● **What the exercise asks**
Repeat each line exactly as it is written.

● **Dataset items**
◇ ◇ ◇
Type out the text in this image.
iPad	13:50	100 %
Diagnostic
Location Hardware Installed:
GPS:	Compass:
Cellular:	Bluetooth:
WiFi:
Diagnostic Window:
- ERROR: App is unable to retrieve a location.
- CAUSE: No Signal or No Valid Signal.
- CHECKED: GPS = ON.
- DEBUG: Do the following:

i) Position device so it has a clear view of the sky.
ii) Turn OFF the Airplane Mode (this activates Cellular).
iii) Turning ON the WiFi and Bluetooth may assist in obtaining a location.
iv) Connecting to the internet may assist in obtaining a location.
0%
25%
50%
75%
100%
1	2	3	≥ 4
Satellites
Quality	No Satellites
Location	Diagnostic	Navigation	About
◇ ◇ ◇
● **Full response**
Type out the text in this image.
iPad	13:50	100 %
Diagnostic
Location Hardware Installed:
GPS:	Compass:
Cellular:	Bluetooth:
WiFi:
Diagnostic Window:
- ERROR: App is unable to retrieve a location.
- CAUSE: No Signal or No Valid Signal.
- CHECKED: GPS = ON.
- DEBUG: Do the following:

i) Position device so it has a clear view of the sky.
ii) Turn OFF the Airplane Mode (this activates Cellular).
iii) Turning ON the WiFi and Bluetooth may assist in obtaining a location.
iv) Connecting to the internet may assist in obtaining a location.
0%
25%
50%
75%
100%
1	2	3	≥ 4
Satellites
Quality	No Satellites
Location	Diagnostic	Navigation	About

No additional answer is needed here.